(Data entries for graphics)
******************************

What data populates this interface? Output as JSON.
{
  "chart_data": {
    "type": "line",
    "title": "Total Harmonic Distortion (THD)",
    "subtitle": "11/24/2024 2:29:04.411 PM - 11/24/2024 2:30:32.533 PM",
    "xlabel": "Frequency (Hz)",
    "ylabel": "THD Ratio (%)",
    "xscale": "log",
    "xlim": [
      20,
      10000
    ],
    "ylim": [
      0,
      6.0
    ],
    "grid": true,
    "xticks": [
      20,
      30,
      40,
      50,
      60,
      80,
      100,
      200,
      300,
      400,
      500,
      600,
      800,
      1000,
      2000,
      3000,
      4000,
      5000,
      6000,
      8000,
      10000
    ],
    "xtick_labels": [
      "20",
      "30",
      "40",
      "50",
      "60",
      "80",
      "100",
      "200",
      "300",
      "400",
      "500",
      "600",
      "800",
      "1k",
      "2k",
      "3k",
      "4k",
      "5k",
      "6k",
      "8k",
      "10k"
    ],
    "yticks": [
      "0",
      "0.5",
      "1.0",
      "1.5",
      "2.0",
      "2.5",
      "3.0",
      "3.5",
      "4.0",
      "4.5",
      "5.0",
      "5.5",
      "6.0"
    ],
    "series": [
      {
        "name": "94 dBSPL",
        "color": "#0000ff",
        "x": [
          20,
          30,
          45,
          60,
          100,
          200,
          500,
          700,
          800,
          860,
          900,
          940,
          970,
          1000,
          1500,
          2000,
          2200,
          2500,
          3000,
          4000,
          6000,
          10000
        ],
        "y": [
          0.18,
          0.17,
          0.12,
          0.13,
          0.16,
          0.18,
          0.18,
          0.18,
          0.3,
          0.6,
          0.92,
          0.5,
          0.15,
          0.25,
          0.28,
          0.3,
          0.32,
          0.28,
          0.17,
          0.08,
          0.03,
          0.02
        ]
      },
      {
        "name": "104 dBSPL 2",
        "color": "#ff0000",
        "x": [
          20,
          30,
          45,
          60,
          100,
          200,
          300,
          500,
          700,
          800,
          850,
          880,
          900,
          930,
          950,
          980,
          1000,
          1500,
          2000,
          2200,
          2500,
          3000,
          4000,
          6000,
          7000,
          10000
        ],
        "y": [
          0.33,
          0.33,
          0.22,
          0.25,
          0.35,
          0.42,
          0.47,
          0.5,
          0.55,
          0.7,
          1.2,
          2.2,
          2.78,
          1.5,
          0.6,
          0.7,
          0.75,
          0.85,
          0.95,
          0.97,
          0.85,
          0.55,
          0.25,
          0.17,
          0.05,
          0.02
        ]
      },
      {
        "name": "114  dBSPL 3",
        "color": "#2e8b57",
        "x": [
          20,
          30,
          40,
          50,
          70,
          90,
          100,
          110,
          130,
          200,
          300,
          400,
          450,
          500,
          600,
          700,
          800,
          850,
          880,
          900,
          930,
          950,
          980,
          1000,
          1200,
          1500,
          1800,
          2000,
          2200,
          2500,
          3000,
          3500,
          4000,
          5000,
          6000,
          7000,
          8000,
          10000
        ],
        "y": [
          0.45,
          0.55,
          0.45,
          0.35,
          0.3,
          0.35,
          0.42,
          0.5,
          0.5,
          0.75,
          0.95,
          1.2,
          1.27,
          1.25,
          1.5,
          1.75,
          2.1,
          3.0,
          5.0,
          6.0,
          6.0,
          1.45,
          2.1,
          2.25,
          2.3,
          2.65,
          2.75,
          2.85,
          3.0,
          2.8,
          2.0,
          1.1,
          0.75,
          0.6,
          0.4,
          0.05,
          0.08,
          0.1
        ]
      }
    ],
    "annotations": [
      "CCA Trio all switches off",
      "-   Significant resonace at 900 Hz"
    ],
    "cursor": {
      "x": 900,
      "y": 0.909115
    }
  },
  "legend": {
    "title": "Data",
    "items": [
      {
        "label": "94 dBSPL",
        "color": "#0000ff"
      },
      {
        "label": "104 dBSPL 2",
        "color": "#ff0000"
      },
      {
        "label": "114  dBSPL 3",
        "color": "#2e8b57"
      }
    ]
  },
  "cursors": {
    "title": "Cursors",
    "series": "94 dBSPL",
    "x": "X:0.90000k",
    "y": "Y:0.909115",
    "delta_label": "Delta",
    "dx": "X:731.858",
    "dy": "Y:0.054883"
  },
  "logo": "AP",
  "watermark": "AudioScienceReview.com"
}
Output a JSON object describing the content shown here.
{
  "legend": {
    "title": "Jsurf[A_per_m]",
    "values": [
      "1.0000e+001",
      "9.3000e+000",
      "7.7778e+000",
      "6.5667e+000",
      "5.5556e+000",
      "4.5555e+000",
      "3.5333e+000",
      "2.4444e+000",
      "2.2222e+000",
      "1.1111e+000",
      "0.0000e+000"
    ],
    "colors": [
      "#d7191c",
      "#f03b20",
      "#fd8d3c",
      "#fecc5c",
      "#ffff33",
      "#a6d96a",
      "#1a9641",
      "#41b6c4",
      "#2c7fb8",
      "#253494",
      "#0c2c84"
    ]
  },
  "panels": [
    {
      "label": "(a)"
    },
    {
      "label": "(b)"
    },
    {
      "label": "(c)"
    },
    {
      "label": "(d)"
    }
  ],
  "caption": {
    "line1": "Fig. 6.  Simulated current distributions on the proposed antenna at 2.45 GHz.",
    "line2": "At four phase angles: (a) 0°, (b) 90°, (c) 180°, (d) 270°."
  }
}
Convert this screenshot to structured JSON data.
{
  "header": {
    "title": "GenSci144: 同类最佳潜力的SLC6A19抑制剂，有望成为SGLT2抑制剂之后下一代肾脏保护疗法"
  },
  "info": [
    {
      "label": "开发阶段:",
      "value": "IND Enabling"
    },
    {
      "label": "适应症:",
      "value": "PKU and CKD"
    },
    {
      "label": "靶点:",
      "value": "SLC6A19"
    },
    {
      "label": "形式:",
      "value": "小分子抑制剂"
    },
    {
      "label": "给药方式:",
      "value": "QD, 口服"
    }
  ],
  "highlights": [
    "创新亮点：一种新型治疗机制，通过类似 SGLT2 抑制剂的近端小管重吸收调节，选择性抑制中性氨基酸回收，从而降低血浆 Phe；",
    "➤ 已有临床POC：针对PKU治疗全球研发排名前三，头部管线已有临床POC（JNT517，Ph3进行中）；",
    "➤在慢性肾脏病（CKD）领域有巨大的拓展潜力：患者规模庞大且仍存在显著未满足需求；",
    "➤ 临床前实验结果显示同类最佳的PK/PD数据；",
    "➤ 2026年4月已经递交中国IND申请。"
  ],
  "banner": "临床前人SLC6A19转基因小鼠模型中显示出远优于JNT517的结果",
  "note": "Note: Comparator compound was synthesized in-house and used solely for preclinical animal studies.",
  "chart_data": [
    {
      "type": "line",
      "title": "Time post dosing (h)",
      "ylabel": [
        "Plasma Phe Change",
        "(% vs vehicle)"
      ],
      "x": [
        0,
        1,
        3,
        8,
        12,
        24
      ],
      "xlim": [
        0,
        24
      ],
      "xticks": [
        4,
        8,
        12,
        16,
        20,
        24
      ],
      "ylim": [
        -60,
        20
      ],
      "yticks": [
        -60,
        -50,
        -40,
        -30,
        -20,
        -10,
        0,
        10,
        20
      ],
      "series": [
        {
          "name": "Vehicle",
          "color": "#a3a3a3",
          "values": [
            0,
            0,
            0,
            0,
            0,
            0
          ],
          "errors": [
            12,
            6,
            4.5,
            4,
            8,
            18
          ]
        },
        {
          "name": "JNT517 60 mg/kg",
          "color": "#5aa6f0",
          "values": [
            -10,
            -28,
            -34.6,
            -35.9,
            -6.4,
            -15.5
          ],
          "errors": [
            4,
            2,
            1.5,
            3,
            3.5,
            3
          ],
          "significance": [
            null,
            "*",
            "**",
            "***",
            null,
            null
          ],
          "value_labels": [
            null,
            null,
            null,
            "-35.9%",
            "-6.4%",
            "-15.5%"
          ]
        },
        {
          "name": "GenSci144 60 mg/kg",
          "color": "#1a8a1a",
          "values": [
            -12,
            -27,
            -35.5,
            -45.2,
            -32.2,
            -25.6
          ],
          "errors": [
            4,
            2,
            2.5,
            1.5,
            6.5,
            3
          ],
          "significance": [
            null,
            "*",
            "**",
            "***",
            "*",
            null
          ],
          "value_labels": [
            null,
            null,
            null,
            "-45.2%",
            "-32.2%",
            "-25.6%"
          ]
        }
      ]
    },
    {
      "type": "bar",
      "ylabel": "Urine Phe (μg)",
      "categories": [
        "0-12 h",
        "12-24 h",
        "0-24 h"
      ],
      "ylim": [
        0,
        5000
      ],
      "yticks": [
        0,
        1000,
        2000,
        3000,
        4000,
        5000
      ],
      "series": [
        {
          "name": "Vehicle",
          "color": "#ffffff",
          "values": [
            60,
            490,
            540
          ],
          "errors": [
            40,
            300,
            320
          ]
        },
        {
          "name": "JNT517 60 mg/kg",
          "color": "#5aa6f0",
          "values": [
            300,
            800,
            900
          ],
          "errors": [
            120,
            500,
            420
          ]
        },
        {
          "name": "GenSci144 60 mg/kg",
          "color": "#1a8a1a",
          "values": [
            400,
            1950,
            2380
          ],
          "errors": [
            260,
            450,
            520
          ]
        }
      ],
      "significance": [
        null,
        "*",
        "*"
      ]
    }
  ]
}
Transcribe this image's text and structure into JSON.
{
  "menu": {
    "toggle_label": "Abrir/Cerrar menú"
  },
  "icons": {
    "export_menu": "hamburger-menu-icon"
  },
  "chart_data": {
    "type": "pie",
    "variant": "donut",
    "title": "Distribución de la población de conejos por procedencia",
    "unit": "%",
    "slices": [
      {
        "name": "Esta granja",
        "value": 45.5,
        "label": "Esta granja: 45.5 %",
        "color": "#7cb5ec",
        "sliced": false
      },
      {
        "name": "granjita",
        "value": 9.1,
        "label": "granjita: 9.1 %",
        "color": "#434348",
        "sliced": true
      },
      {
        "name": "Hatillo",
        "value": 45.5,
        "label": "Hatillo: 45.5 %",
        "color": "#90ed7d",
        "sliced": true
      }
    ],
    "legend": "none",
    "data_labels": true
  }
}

******************************

**TASK GOAL**
Starting at the line that contains "Transcribe this image's", retype each line through the end of the listing above and nothing else.

**SOLUTION FOR THIS TASK**
Transcribe this image's text and structure into JSON.
{
  "menu": {
    "toggle_label": "Abrir/Cerrar menú"
  },
  "icons": {
    "export_menu": "hamburger-menu-icon"
  },
  "chart_data": {
    "type": "pie",
    "variant": "donut",
    "title": "Distribución de la población de conejos por procedencia",
    "unit": "%",
    "slices": [
      {
        "name": "Esta granja",
        "value": 45.5,
        "label": "Esta granja: 45.5 %",
        "color": "#7cb5ec",
        "sliced": false
      },
      {
        "name": "granjita",
        "value": 9.1,
        "label": "granjita: 9.1 %",
        "color": "#434348",
        "sliced": true
      },
      {
        "name": "Hatillo",
        "value": 45.5,
        "label": "Hatillo: 45.5 %",
        "color": "#90ed7d",
        "sliced": true
      }
    ],
    "legend": "none",
    "data_labels": true
  }
}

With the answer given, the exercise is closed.